PROVIDED MATERIAL start

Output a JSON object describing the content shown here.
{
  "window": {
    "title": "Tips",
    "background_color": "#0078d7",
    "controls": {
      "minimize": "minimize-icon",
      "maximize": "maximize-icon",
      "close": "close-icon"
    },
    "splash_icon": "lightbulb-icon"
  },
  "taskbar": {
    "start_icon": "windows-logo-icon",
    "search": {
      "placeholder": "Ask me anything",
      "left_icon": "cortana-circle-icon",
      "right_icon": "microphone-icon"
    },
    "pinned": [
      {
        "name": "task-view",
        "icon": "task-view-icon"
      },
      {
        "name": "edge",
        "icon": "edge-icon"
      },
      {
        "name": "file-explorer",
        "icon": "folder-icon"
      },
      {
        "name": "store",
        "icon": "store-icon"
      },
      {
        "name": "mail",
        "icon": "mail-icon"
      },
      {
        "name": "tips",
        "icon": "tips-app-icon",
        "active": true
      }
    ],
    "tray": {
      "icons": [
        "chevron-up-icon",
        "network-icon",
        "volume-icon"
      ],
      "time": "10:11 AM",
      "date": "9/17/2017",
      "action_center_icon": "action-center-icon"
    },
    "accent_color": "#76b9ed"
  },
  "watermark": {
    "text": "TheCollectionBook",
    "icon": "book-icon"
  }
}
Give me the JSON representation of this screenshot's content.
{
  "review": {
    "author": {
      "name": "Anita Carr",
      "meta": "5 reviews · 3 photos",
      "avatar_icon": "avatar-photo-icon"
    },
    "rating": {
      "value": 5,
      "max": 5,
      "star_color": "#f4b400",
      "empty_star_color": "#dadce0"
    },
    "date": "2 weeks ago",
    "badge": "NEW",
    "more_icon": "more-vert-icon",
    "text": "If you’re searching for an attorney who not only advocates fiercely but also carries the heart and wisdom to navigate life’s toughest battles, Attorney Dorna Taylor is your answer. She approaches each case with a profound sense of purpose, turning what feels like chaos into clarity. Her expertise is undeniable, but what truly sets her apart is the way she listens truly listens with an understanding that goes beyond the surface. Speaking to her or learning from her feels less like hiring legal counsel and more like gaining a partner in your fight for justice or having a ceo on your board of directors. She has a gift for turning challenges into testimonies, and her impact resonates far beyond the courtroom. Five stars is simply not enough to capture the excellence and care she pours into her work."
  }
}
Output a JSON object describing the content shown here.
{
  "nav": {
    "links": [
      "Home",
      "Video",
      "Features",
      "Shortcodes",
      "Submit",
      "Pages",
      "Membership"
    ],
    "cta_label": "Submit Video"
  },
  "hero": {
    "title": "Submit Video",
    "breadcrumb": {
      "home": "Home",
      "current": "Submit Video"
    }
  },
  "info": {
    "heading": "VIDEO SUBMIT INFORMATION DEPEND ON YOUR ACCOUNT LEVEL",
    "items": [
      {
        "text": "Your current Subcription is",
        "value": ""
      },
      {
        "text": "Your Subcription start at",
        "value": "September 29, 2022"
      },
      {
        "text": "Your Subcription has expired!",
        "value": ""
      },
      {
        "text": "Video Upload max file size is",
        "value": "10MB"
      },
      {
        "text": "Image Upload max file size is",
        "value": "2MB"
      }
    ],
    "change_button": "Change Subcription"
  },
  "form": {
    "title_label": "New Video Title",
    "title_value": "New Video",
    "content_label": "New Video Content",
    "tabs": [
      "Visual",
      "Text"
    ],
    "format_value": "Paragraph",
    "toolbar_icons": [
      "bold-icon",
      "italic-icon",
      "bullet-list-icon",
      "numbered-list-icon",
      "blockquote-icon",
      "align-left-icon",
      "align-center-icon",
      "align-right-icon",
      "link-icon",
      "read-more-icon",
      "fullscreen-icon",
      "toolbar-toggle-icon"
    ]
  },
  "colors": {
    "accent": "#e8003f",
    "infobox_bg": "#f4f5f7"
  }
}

PROVIDED MATERIAL end

» **PROMPT**
Each record above should be repeated exactly as it appears.

» **FULL OUTPUT**
Output a JSON object describing the content shown here.
{
  "window": {
    "title": "Tips",
    "background_color": "#0078d7",
    "controls": {
      "minimize": "minimize-icon",
      "maximize": "maximize-icon",
      "close": "close-icon"
    },
    "splash_icon": "lightbulb-icon"
  },
  "taskbar": {
    "start_icon": "windows-logo-icon",
    "search": {
      "placeholder": "Ask me anything",
      "left_icon": "cortana-circle-icon",
      "right_icon": "microphone-icon"
    },
    "pinned": [
      {
        "name": "task-view",
        "icon": "task-view-icon"
      },
      {
        "name": "edge",
        "icon": "edge-icon"
      },
      {
        "name": "file-explorer",
        "icon": "folder-icon"
      },
      {
        "name": "store",
        "icon": "store-icon"
      },
      {
        "name": "mail",
        "icon": "mail-icon"
      },
      {
        "name": "tips",
        "icon": "tips-app-icon",
        "active": true
      }
    ],
    "tray": {
      "icons": [
        "chevron-up-icon",
        "network-icon",
        "volume-icon"
      ],
      "time": "10:11 AM",
      "date": "9/17/2017",
      "action_center_icon": "action-center-icon"
    },
    "accent_color": "#76b9ed"
  },
  "watermark": {
    "text": "TheCollectionBook",
    "icon": "book-icon"
  }
}
Give me the JSON representation of this screenshot's content.
{
  "review": {
    "author": {
      "name": "Anita Carr",
      "meta": "5 reviews · 3 photos",
      "avatar_icon": "avatar-photo-icon"
    },
    "rating": {
      "value": 5,
      "max": 5,
      "star_color": "#f4b400",
      "empty_star_color": "#dadce0"
    },
    "date": "2 weeks ago",
    "badge": "NEW",
    "more_icon": "more-vert-icon",
    "text": "If you’re searching for an attorney who not only advocates fiercely but also carries the heart and wisdom to navigate life’s toughest battles, Attorney Dorna Taylor is your answer. She approaches each case with a profound sense of purpose, turning what feels like chaos into clarity. Her expertise is undeniable, but what truly sets her apart is the way she listens truly listens with an understanding that goes beyond the surface. Speaking to her or learning from her feels less like hiring legal counsel and more like gaining a partner in your fight for justice or having a ceo on your board of directors. She has a gift for turning challenges into testimonies, and her impact resonates far beyond the courtroom. Five stars is simply not enough to capture the excellence and care she pours into her work."
  }
}
Output a JSON object describing the content shown here.
{
  "nav": {
    "links": [
      "Home",
      "Video",
      "Features",
      "Shortcodes",
      "Submit",
      "Pages",
      "Membership"
    ],
    "cta_label": "Submit Video"
  },
  "hero": {
    "title": "Submit Video",
    "breadcrumb": {
      "home": "Home",
      "current": "Submit Video"
    }
  },
  "info": {
    "heading": "VIDEO SUBMIT INFORMATION DEPEND ON YOUR ACCOUNT LEVEL",
    "items": [
      {
        "text": "Your current Subcription is",
        "value": ""
      },
      {
        "text": "Your Subcription start at",
        "value": "September 29, 2022"
      },
      {
        "text": "Your Subcription has expired!",
        "value": ""
      },
      {
        "text": "Video Upload max file size is",
        "value": "10MB"
      },
      {
        "text": "Image Upload max file size is",
        "value": "2MB"
      }
    ],
    "change_button": "Change Subcription"
  },
  "form": {
    "title_label": "New Video Title",
    "title_value": "New Video",
    "content_label": "New Video Content",
    "tabs": [
      "Visual",
      "Text"
    ],
    "format_value": "Paragraph",
    "toolbar_icons": [
      "bold-icon",
      "italic-icon",
      "bullet-list-icon",
      "numbered-list-icon",
      "blockquote-icon",
      "align-left-icon",
      "align-center-icon",
      "align-right-icon",
      "link-icon",
      "read-more-icon",
      "fullscreen-icon",
      "toolbar-toggle-icon"
    ]
  },
  "colors": {
    "accent": "#e8003f",
    "infobox_bg": "#f4f5f7"
  }
}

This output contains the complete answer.